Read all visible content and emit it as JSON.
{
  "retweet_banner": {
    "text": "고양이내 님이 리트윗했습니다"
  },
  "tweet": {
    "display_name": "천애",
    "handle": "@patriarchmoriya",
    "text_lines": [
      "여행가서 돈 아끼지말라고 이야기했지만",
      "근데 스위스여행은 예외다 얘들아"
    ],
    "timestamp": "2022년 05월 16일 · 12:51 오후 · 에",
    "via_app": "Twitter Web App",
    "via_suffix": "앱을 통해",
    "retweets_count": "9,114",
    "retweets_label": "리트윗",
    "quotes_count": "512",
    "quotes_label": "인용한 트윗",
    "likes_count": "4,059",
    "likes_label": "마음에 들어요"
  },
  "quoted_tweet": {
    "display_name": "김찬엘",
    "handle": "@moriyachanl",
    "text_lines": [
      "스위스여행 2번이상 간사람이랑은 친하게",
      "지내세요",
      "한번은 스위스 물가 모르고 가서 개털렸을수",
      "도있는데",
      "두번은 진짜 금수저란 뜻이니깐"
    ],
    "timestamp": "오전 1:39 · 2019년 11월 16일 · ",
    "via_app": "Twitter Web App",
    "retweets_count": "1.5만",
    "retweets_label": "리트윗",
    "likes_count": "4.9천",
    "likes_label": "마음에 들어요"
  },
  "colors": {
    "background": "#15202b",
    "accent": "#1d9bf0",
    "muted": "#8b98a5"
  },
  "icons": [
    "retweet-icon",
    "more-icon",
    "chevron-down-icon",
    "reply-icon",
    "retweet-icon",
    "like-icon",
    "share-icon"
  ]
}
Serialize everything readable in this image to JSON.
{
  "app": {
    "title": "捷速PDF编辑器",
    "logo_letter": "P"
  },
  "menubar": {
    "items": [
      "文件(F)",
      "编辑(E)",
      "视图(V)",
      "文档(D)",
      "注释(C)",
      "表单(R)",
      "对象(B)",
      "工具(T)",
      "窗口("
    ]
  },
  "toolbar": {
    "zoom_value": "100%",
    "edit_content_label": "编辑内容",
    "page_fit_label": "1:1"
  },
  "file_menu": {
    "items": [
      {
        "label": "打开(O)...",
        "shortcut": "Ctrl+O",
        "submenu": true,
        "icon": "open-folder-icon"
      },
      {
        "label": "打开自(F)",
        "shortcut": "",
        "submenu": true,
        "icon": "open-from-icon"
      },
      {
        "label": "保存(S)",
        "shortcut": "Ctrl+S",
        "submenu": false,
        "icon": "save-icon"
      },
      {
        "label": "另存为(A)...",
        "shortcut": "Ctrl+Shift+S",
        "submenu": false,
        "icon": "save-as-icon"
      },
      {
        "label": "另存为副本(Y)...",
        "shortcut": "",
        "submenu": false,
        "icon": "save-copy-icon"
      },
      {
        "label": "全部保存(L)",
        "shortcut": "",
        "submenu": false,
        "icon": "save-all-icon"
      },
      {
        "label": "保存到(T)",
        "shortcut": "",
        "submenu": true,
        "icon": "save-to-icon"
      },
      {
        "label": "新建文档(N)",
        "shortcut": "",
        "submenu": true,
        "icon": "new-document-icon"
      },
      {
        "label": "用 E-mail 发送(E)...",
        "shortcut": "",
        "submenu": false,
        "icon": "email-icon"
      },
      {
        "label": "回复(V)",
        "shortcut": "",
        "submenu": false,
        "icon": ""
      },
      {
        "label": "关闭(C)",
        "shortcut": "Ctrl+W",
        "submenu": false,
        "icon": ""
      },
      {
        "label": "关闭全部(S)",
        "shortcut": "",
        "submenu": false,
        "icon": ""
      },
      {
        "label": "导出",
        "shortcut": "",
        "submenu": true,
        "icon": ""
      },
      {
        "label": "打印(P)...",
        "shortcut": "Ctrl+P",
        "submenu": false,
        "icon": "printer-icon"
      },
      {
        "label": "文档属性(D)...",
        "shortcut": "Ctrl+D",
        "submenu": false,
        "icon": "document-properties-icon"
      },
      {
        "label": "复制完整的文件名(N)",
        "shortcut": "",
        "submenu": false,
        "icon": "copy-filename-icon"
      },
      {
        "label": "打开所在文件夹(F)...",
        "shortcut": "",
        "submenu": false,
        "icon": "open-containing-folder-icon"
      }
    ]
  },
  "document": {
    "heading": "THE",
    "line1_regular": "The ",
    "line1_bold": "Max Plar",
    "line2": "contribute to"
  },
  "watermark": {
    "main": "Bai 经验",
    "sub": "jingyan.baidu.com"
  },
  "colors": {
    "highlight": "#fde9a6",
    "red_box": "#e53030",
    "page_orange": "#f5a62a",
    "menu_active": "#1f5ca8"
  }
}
+--
- **Requirement**
Write the data out again in full and exactly.

- **Reply to the task**
Read all visible content and emit it as JSON.
{
  "retweet_banner": {
    "text": "고양이내 님이 리트윗했습니다"
  },
  "tweet": {
    "display_name": "천애",
    "handle": "@patriarchmoriya",
    "text_lines": [
      "여행가서 돈 아끼지말라고 이야기했지만",
      "근데 스위스여행은 예외다 얘들아"
    ],
    "timestamp": "2022년 05월 16일 · 12:51 오후 · 에",
    "via_app": "Twitter Web App",
    "via_suffix": "앱을 통해",
    "retweets_count": "9,114",
    "retweets_label": "리트윗",
    "quotes_count": "512",
    "quotes_label": "인용한 트윗",
    "likes_count": "4,059",
    "likes_label": "마음에 들어요"
  },
  "quoted_tweet": {
    "display_name": "김찬엘",
    "handle": "@moriyachanl",
    "text_lines": [
      "스위스여행 2번이상 간사람이랑은 친하게",
      "지내세요",
      "한번은 스위스 물가 모르고 가서 개털렸을수",
      "도있는데",
      "두번은 진짜 금수저란 뜻이니깐"
    ],
    "timestamp": "오전 1:39 · 2019년 11월 16일 · ",
    "via_app": "Twitter Web App",
    "retweets_count": "1.5만",
    "retweets_label": "리트윗",
    "likes_count": "4.9천",
    "likes_label": "마음에 들어요"
  },
  "colors": {
    "background": "#15202b",
    "accent": "#1d9bf0",
    "muted": "#8b98a5"
  },
  "icons": [
    "retweet-icon",
    "more-icon",
    "chevron-down-icon",
    "reply-icon",
    "retweet-icon",
    "like-icon",
    "share-icon"
  ]
}
Serialize everything readable in this image to JSON.
{
  "app": {
    "title": "捷速PDF编辑器",
    "logo_letter": "P"
  },
  "menubar": {
    "items": [
      "文件(F)",
      "编辑(E)",
      "视图(V)",
      "文档(D)",
      "注释(C)",
      "表单(R)",
      "对象(B)",
      "工具(T)",
      "窗口("
    ]
  },
  "toolbar": {
    "zoom_value": "100%",
    "edit_content_label": "编辑内容",
    "page_fit_label": "1:1"
  },
  "file_menu": {
    "items": [
      {
        "label": "打开(O)...",
        "shortcut": "Ctrl+O",
        "submenu": true,
        "icon": "open-folder-icon"
      },
      {
        "label": "打开自(F)",
        "shortcut": "",
        "submenu": true,
        "icon": "open-from-icon"
      },
      {
        "label": "保存(S)",
        "shortcut": "Ctrl+S",
        "submenu": false,
        "icon": "save-icon"
      },
      {
        "label": "另存为(A)...",
        "shortcut": "Ctrl+Shift+S",
        "submenu": false,
        "icon": "save-as-icon"
      },
      {
        "label": "另存为副本(Y)...",
        "shortcut": "",
        "submenu": false,
        "icon": "save-copy-icon"
      },
      {
        "label": "全部保存(L)",
        "shortcut": "",
        "submenu": false,
        "icon": "save-all-icon"
      },
      {
        "label": "保存到(T)",
        "shortcut": "",
        "submenu": true,
        "icon": "save-to-icon"
      },
      {
        "label": "新建文档(N)",
        "shortcut": "",
        "submenu": true,
        "icon": "new-document-icon"
      },
      {
        "label": "用 E-mail 发送(E)...",
        "shortcut": "",
        "submenu": false,
        "icon": "email-icon"
      },
      {
        "label": "回复(V)",
        "shortcut": "",
        "submenu": false,
        "icon": ""
      },
      {
        "label": "关闭(C)",
        "shortcut": "Ctrl+W",
        "submenu": false,
        "icon": ""
      },
      {
        "label": "关闭全部(S)",
        "shortcut": "",
        "submenu": false,
        "icon": ""
      },
      {
        "label": "导出",
        "shortcut": "",
        "submenu": true,
        "icon": ""
      },
      {
        "label": "打印(P)...",
        "shortcut": "Ctrl+P",
        "submenu": false,
        "icon": "printer-icon"
      },
      {
        "label": "文档属性(D)...",
        "shortcut": "Ctrl+D",
        "submenu": false,
        "icon": "document-properties-icon"
      },
      {
        "label": "复制完整的文件名(N)",
        "shortcut": "",
        "submenu": false,
        "icon": "copy-filename-icon"
      },
      {
        "label": "打开所在文件夹(F)...",
        "shortcut": "",
        "submenu": false,
        "icon": "open-containing-folder-icon"
      }
    ]
  },
  "document": {
    "heading": "THE",
    "line1_regular": "The ",
    "line1_bold": "Max Plar",
    "line2": "contribute to"
  },
  "watermark": {
    "main": "Bai 经验",
    "sub": "jingyan.baidu.com"
  },
  "colors": {
    "highlight": "#fde9a6",
    "red_box": "#e53030",
    "page_orange": "#f5a62a",
    "menu_active": "#1f5ca8"
  }
}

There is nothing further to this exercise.